= TO BE DONE =
Scan the data. Collect each line that contains the word "went".

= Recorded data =
>>>>
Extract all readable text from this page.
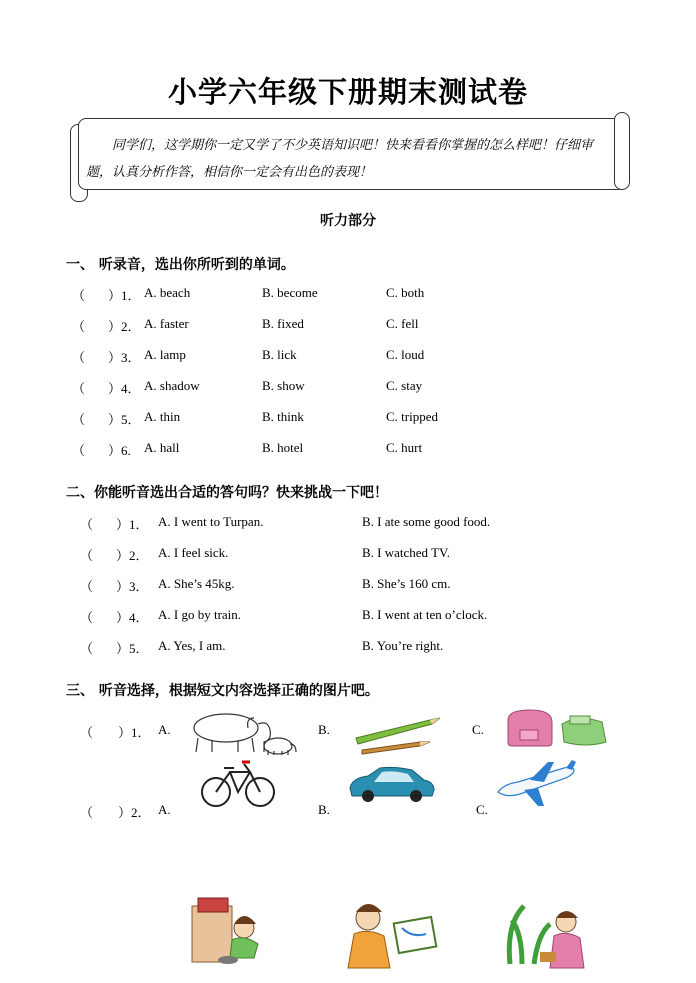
小学六年级下册期末测试卷
同学们，这学期你一定又学了不少英语知识吧！快来看看你掌握的怎么样吧！仔细审题，认真分析作答，相信你一定会有出色的表现！
听力部分
一、 听录音，选出你所听到的单词。
（ ）1． A. beach	B. become	C. both
（ ）2． A. faster	B. fixed	C. fell
（ ）3． A. lamp	B. lick	C. loud
（ ）4． A. shadow	B. show	C. stay
（ ）5． A. thin	B. think	C. tripped
（ ）6. A. hall	B. hotel	C. hurt
二、你能听音选出合适的答句吗？快来挑战一下吧！
（ ）1． A. I went to Turpan.	B. I ate some good food.
（ ）2． A. I feel sick.	B. I watched TV.
（ ）3． A. She’s 45kg.	B. She’s 160 cm.
（ ）4． A. I go by train.	B. I went at ten o’clock.
（ ）5． A. Yes, I am.	B. You’re right.
三、 听音选择，根据短文内容选择正确的图片吧。
（ ）1． A.	B.	C.
（ ）2． A.	B.	C.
<<<<
= WRITTEN REPLY =
（ ）1． A. I went to Turpan.	B. I ate some good food.
（ ）4． A. I go by train.	B. I went at ten o’clock.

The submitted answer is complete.